*EXERCISE*.
From the records below, pull each line that has "modo".

*DATA*.
* begin *

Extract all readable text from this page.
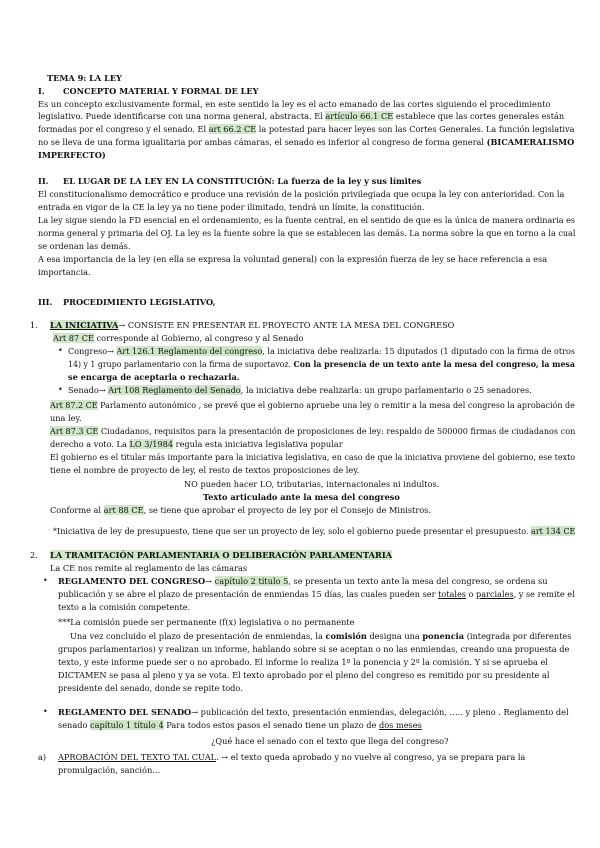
TEMA 9: LA LEY
I. CONCEPTO MATERIAL Y FORMAL DE LEY
Es un concepto exclusivamente formal, en este sentido la ley es el acto emanado de las cortes siguiendo el procedimiento
legislativo. Puede identificarse con una norma general, abstracta. El artículo 66.1 CE establece que las cortes generales están
formadas por el congreso y el senado. El art 66.2 CE la potestad para hacer leyes son las Cortes Generales. La función legislativa
no se lleva de una forma igualitaria por ambas cámaras, el senado es inferior al congreso de forma general (BICAMERALISMO
IMPERFECTO)
II. EL LUGAR DE LA LEY EN LA CONSTITUCIÓN: La fuerza de la ley y sus límites
El constitucionalismo democrático e produce una revisión de la posición privilegiada que ocupa la ley con anterioridad. Con la
entrada en vigor de la CE la ley ya no tiene poder ilimitado, tendrá un límite, la constitución.
La ley sigue siendo la FD esencial en el ordenamiento, es la fuente central, en el sentido de que es la única de manera ordinaria es
norma general y primaria del OJ. La ley es la fuente sobre la que se establecen las demás. La norma sobre la que en torno a la cual
se ordenan las demás.
A esa importancia de la ley (en ella se expresa la voluntad general) con la expresión fuerza de ley se hace referencia a esa
importancia.
III. PROCEDIMIENTO LEGISLATIVO,
1. LA INICIATIVA→ CONSISTE EN PRESENTAR EL PROYECTO ANTE LA MESA DEL CONGRESO
Art 87 CE corresponde al Gobierno, al congreso y al Senado
• Congreso→ Art 126.1 Reglamento del congreso, la iniciativa debe realizarla: 15 diputados (1 diputado con la firma de otros
14) y 1 grupo parlamentario con la firma de suportavoz. Con la presencia de un texto ante la mesa del congreso, la mesa
se encarga de aceptarla o rechazarla.
• Senado→ Art 108 Reglamento del Senado, la iniciativa debe realizarla: un grupo parlamentario o 25 senadores.
Art 87.2 CE Parlamento autonómico , se prevé que el gobierno apruebe una ley o remitir a la mesa del congreso la aprobación de
una ley.
Art 87.3 CE Ciudadanos, requisitos para la presentación de proposiciones de ley: respaldo de 500000 firmas de ciudadanos con
derecho a voto. La LO 3/1984 regula esta iniciativa legislativa popular
El gobierno es el titular más importante para la iniciativa legislativa, en caso de que la iniciativa proviene del gobierno, ese texto
tiene el nombre de proyecto de ley, el resto de textos proposiciones de ley.
NO pueden hacer LO, tributarias, internacionales ni indultos.
Texto articulado ante la mesa del congreso
Conforme al art 88 CE, se tiene que aprobar el proyecto de ley por el Consejo de Ministros.
*Iniciativa de ley de presupuesto, tiene que ser un proyecto de ley, solo el gobierno puede presentar el presupuesto. art 134 CE
2. LA TRAMITACIÓN PARLAMENTARIA O DELIBERACIÓN PARLAMENTARIA
La CE nos remite al reglamento de las cámaras
• REGLAMENTO DEL CONGRESO→ capítulo 2 título 5, se presenta un texto ante la mesa del congreso, se ordena su
publicación y se abre el plazo de presentación de enmiendas 15 días, las cuales pueden ser totales o parciales, y se remite el
texto a la comisión competente.
***La comisión puede ser permanente (f(x) legislativa o no permanente
Una vez concluido el plazo de presentación de enmiendas, la comisión designa una ponencia (integrada por diferentes
grupos parlamentarios) y realizan un informe, hablando sobre si se aceptan o no las enmiendas, creando una propuesta de
texto, y este informe puede ser o no aprobado. El informe lo realiza 1º la ponencia y 2º la comisión. Y si se aprueba el
DICTAMEN se pasa al pleno y ya se vota. El texto aprobado por el pleno del congreso es remitido por su presidente al
presidente del senado, donde se repite todo.
• REGLAMENTO DEL SENADO→ publicación del texto, presentación enmiendas, delegación, ….. y pleno . Reglamento del
senado capítulo 1 título 4 Para todos estos pasos el senado tiene un plazo de dos meses
¿Qué hace el senado con el texto que llega del congreso?
a) APROBACIÓN DEL TEXTO TAL CUAL. → el texto queda aprobado y no vuelve al congreso, ya se prepara para la
promulgación, sanción…
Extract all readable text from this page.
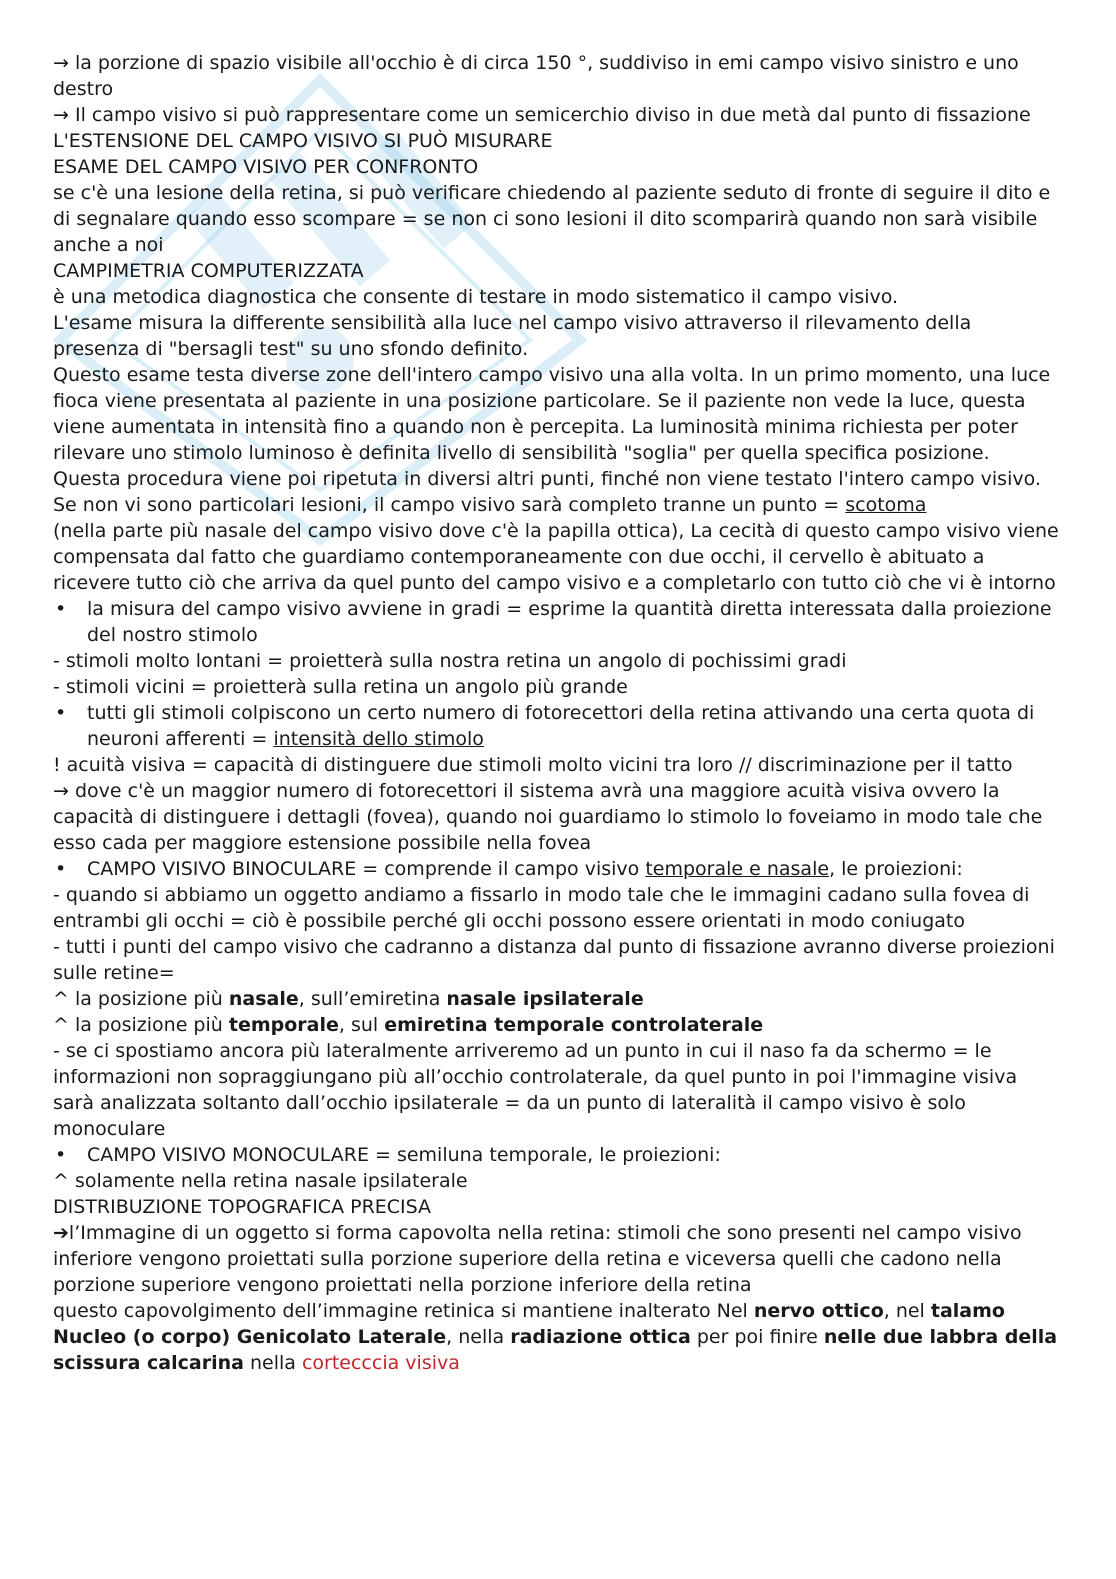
→ la porzione di spazio visibile all'occhio è di circa 150 °, suddiviso in emi campo visivo sinistro e uno destro

→ Il campo visivo si può rappresentare come un semicerchio diviso in due metà dal punto di fissazione

L'ESTENSIONE DEL CAMPO VISIVO SI PUÒ MISURARE

ESAME DEL CAMPO VISIVO PER CONFRONTO

se c'è una lesione della retina, si può verificare chiedendo al paziente seduto di fronte di seguire il dito e di segnalare quando esso scompare = se non ci sono lesioni il dito scomparirà quando non sarà visibile anche a noi

CAMPIMETRIA COMPUTERIZZATA

è una metodica diagnostica che consente di testare in modo sistematico il campo visivo.

L'esame misura la differente sensibilità alla luce nel campo visivo attraverso il rilevamento della presenza di "bersagli test" su uno sfondo definito.

Questo esame testa diverse zone dell'intero campo visivo una alla volta. In un primo momento, una luce fioca viene presentata al paziente in una posizione particolare. Se il paziente non vede la luce, questa viene aumentata in intensità fino a quando non è percepita. La luminosità minima richiesta per poter rilevare uno stimolo luminoso è definita livello di sensibilità "soglia" per quella specifica posizione. Questa procedura viene poi ripetuta in diversi altri punti, finché non viene testato l'intero campo visivo.

Se non vi sono particolari lesioni, il campo visivo sarà completo tranne un punto = scotoma

(nella parte più nasale del campo visivo dove c'è la papilla ottica), La cecità di questo campo visivo viene compensata dal fatto che guardiamo contemporaneamente con due occhi, il cervello è abituato a ricevere tutto ciò che arriva da quel punto del campo visivo e a completarlo con tutto ciò che vi è intorno

•	la misura del campo visivo avviene in gradi = esprime la quantità diretta interessata dalla proiezione del nostro stimolo

- stimoli molto lontani = proietterà sulla nostra retina un angolo di pochissimi gradi

- stimoli vicini = proietterà sulla retina un angolo più grande

•	tutti gli stimoli colpiscono un certo numero di fotorecettori della retina attivando una certa quota di neuroni afferenti = intensità dello stimolo

! acuità visiva = capacità di distinguere due stimoli molto vicini tra loro // discriminazione per il tatto

→ dove c'è un maggior numero di fotorecettori il sistema avrà una maggiore acuità visiva ovvero la capacità di distinguere i dettagli (fovea), quando noi guardiamo lo stimolo lo foveiamo in modo tale che esso cada per maggiore estensione possibile nella fovea

•	CAMPO VISIVO BINOCULARE = comprende il campo visivo temporale e nasale, le proiezioni:

- quando si abbiamo un oggetto andiamo a fissarlo in modo tale che le immagini cadano sulla fovea di entrambi gli occhi = ciò è possibile perché gli occhi possono essere orientati in modo coniugato

- tutti i punti del campo visivo che cadranno a distanza dal punto di fissazione avranno diverse proiezioni sulle retine=

^ la posizione più nasale, sull’emiretina nasale ipsilaterale

^ la posizione più temporale, sul emiretina temporale controlaterale

- se ci spostiamo ancora più lateralmente arriveremo ad un punto in cui il naso fa da schermo = le informazioni non sopraggiungano più all’occhio controlaterale, da quel punto in poi l'immagine visiva sarà analizzata soltanto dall’occhio ipsilaterale = da un punto di lateralità il campo visivo è solo monoculare

•	CAMPO VISIVO MONOCULARE = semiluna temporale, le proiezioni:

^ solamente nella retina nasale ipsilaterale

DISTRIBUZIONE TOPOGRAFICA PRECISA

➔l’Immagine di un oggetto si forma capovolta nella retina: stimoli che sono presenti nel campo visivo inferiore vengono proiettati sulla porzione superiore della retina e viceversa quelli che cadono nella porzione superiore vengono proiettati nella porzione inferiore della retina

questo capovolgimento dell’immagine retinica si mantiene inalterato Nel nervo ottico, nel talamo Nucleo (o corpo) Genicolato Laterale, nella radiazione ottica per poi finire nelle due labbra della scissura calcarina nella cortecccia visiva
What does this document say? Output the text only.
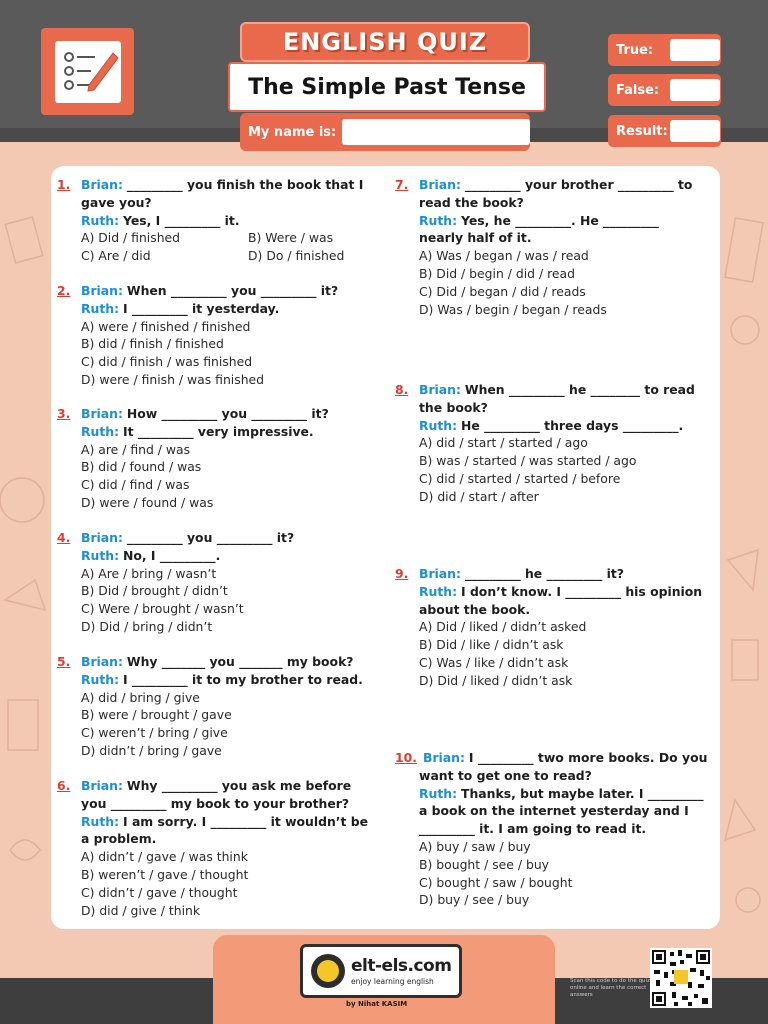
ENGLISH QUIZ
The Simple Past Tense
My name is:
True:
False:
Result:
1. Brian: _________ you finish the book that I
gave you?
Ruth: Yes, I _________ it.
A) Did / finished	B) Were / was
C) Are / did	D) Do / finished
2. Brian: When _________ you _________ it?
Ruth: I _________ it yesterday.
A) were / finished / finished
B) did / finish / finished
C) did / finish / was finished
D) were / finish / was finished
3. Brian: How _________ you _________ it?
Ruth: It _________ very impressive.
A) are / find / was
B) did / found / was
C) did / find / was
D) were / found / was
4. Brian: _________ you _________ it?
Ruth: No, I _________.
A) Are / bring / wasn’t
B) Did / brought / didn’t
C) Were / brought / wasn’t
D) Did / bring / didn’t
5. Brian: Why _______ you _______ my book?
Ruth: I _________ it to my brother to read.
A) did / bring / give
B) were / brought / gave
C) weren’t / bring / give
D) didn’t / bring / gave
6. Brian: Why _________ you ask me before
you _________ my book to your brother?
Ruth: I am sorry. I _________ it wouldn’t be
a problem.
A) didn’t / gave / was think
B) weren’t / gave / thought
C) didn’t / gave / thought
D) did / give / think
7. Brian: _________ your brother _________ to
read the book?
Ruth: Yes, he _________. He _________
nearly half of it.
A) Was / began / was / read
B) Did / begin / did / read
C) Did / began / did / reads
D) Was / begin / began / reads
8. Brian: When _________ he ________ to read
the book?
Ruth: He _________ three days _________.
A) did / start / started / ago
B) was / started / was started / ago
C) did / started / started / before
D) did / start / after
9. Brian: _________ he _________ it?
Ruth: I don’t know. I _________ his opinion
about the book.
A) Did / liked / didn’t asked
B) Did / like / didn’t ask
C) Was / like / didn’t ask
D) Did / liked / didn’t ask
10. Brian: I _________ two more books. Do you
want to get one to read?
Ruth: Thanks, but maybe later. I _________
a book on the internet yesterday and I
_________ it. I am going to read it.
A) buy / saw / buy
B) bought / see / buy
C) bought / saw / bought
D) buy / see / buy
elt-els.com
enjoy learning english
by Nihat KASIM
Scan this code to do the quiz online and learn the correct answers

* end *

*REPLY TO THE TASK*.
è una metodica diagnostica che consente di testare in modo sistematico il campo visivo.
→ dove c'è un maggior numero di fotorecettori il sistema avrà una maggiore acuità visiva ovvero la capacità di distinguere i dettagli (fovea), quando noi guardiamo lo stimolo lo foveiamo in modo tale che esso cada per maggiore estensione possibile nella fovea
- quando si abbiamo un oggetto andiamo a fissarlo in modo tale che le immagini cadano sulla fovea di entrambi gli occhi = ciò è possibile perché gli occhi possono essere orientati in modo coniugato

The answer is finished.